== WHAT TO PRODUCE ==
Copy the lines from the one containing "final-note-text: The content" through the one containing "list-item-number: 2. bbox=[130, 306, 146, 328]", reproducing each character for character.

== PROVIDED DATA ==
____________

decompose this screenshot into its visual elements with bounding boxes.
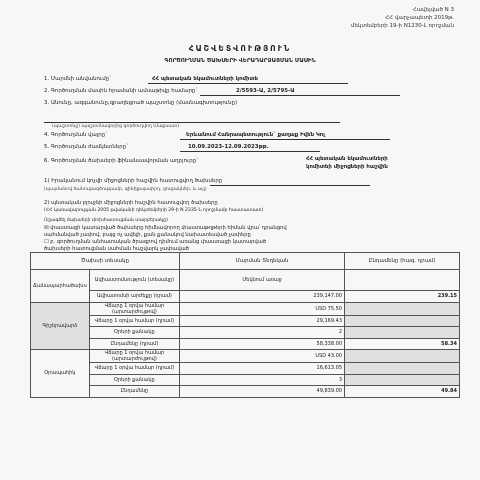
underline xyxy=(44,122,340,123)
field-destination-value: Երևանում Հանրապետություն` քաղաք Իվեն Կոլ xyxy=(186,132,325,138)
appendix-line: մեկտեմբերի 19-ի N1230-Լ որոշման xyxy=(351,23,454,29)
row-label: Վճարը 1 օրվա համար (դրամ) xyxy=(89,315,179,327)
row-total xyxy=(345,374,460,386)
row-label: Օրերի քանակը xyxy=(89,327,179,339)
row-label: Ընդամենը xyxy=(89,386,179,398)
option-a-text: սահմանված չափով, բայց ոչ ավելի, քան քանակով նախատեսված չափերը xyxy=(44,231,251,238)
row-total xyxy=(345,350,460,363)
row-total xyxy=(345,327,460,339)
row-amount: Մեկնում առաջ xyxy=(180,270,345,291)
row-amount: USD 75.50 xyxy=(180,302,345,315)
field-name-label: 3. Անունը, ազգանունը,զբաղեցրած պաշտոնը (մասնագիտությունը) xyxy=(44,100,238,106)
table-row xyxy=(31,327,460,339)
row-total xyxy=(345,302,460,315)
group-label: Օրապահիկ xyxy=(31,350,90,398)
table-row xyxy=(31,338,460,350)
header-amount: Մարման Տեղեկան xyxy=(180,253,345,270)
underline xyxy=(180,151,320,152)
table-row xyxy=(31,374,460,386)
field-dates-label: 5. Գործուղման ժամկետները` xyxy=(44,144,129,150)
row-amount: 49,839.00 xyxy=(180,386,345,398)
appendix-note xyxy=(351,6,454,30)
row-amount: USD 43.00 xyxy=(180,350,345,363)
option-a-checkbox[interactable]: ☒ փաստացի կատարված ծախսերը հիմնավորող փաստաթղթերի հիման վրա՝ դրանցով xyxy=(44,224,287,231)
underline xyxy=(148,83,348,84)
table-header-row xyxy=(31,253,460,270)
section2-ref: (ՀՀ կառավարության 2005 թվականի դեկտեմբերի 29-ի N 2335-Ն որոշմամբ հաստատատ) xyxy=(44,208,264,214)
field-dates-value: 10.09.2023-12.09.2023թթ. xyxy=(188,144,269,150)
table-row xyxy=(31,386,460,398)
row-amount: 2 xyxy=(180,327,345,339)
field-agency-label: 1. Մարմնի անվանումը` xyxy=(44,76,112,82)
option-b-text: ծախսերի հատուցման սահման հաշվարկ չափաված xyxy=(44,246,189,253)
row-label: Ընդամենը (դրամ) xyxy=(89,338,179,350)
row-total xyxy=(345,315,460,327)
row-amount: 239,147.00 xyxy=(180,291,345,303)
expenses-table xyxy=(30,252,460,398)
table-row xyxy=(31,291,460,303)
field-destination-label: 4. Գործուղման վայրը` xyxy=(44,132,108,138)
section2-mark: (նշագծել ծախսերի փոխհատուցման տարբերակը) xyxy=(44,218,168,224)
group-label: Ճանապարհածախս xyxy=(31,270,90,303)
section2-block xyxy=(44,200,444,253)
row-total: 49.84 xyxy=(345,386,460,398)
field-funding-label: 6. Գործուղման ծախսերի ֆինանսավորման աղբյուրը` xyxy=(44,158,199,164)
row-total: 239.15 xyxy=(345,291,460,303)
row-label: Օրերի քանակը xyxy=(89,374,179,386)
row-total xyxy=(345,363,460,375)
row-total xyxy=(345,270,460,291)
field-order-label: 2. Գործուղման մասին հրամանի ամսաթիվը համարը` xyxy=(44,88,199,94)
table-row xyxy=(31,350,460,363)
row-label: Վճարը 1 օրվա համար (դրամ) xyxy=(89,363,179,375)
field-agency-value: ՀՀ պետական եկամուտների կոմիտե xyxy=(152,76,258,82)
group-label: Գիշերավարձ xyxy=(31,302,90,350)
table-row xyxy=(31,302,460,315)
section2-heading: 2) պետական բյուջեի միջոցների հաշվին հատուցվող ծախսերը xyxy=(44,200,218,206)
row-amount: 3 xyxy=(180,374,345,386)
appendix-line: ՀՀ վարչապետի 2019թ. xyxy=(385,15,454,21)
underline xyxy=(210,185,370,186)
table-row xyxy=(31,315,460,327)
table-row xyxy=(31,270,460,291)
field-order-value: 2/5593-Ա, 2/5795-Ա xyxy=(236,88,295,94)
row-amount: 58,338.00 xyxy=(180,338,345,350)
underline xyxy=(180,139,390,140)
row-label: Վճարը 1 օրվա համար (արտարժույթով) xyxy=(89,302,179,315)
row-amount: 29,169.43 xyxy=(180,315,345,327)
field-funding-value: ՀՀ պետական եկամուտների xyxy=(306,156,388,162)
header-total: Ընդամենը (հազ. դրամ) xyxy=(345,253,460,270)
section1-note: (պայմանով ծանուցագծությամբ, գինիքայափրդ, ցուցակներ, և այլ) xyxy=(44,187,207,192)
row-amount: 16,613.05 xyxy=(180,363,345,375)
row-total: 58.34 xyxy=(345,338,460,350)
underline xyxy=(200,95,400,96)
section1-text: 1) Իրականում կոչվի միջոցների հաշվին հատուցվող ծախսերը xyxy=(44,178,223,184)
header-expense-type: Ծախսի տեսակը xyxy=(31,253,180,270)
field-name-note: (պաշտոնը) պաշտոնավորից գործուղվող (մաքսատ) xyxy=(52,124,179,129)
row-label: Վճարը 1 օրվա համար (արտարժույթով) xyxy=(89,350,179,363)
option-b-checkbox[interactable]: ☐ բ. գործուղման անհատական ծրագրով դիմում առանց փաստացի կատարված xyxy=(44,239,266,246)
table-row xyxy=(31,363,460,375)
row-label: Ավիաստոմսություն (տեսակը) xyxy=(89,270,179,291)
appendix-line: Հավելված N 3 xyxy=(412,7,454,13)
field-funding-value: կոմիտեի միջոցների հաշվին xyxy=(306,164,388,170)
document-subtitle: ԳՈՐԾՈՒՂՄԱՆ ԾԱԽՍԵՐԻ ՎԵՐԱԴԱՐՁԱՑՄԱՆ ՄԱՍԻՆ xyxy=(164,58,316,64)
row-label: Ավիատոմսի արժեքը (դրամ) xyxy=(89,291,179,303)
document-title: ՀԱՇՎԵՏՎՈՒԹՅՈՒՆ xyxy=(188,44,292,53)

____________

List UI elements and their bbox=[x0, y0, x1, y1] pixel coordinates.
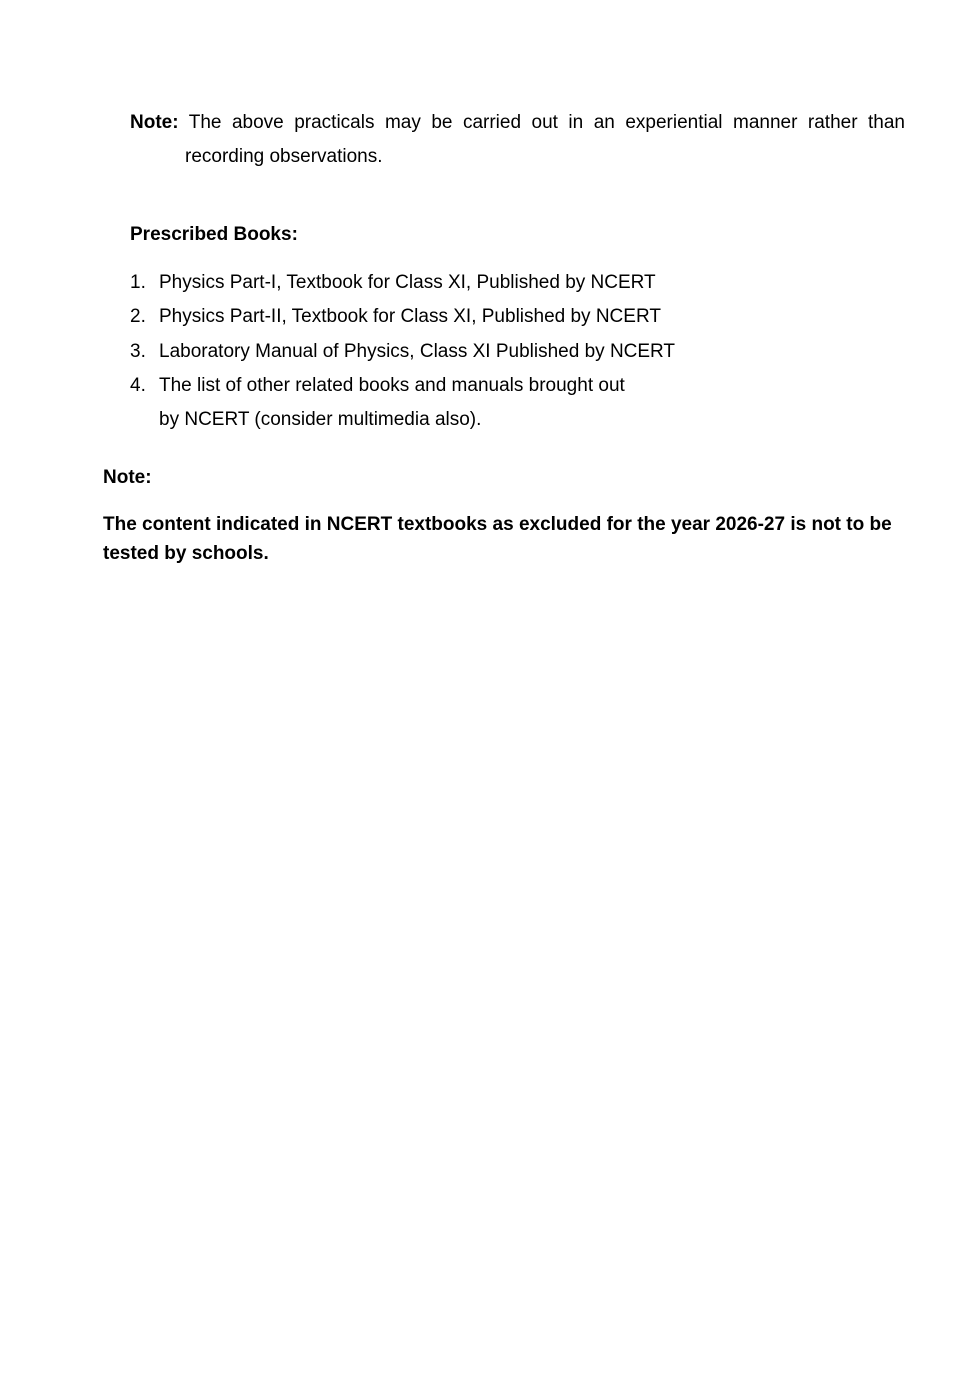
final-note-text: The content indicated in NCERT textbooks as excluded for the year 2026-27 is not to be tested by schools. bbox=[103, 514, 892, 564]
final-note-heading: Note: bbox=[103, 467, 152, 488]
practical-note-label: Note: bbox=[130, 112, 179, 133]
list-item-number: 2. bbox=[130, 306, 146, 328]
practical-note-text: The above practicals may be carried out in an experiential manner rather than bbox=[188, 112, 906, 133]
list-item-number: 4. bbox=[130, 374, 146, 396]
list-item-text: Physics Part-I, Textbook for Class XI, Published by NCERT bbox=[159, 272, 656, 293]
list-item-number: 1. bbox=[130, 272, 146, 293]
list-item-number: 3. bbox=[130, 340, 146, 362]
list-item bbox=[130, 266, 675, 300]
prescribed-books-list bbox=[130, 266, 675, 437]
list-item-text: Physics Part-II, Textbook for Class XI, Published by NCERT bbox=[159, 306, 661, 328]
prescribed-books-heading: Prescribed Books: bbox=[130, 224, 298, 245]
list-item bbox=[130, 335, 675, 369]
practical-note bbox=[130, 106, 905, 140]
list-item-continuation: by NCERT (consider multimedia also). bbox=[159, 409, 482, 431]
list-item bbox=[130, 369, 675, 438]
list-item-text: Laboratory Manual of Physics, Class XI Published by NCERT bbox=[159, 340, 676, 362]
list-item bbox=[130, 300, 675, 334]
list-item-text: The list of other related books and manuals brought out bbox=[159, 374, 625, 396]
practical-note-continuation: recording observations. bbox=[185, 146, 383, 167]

____________

== TASK RESPONSE ==
final-note-text: The content indicated in NCERT textbooks as excluded for the year 2026-27 is not to be tested by schools. bbox=[103, 514, 892, 564]
final-note-heading: Note: bbox=[103, 467, 152, 488]
practical-note-label: Note: bbox=[130, 112, 179, 133]
list-item-number: 2. bbox=[130, 306, 146, 328]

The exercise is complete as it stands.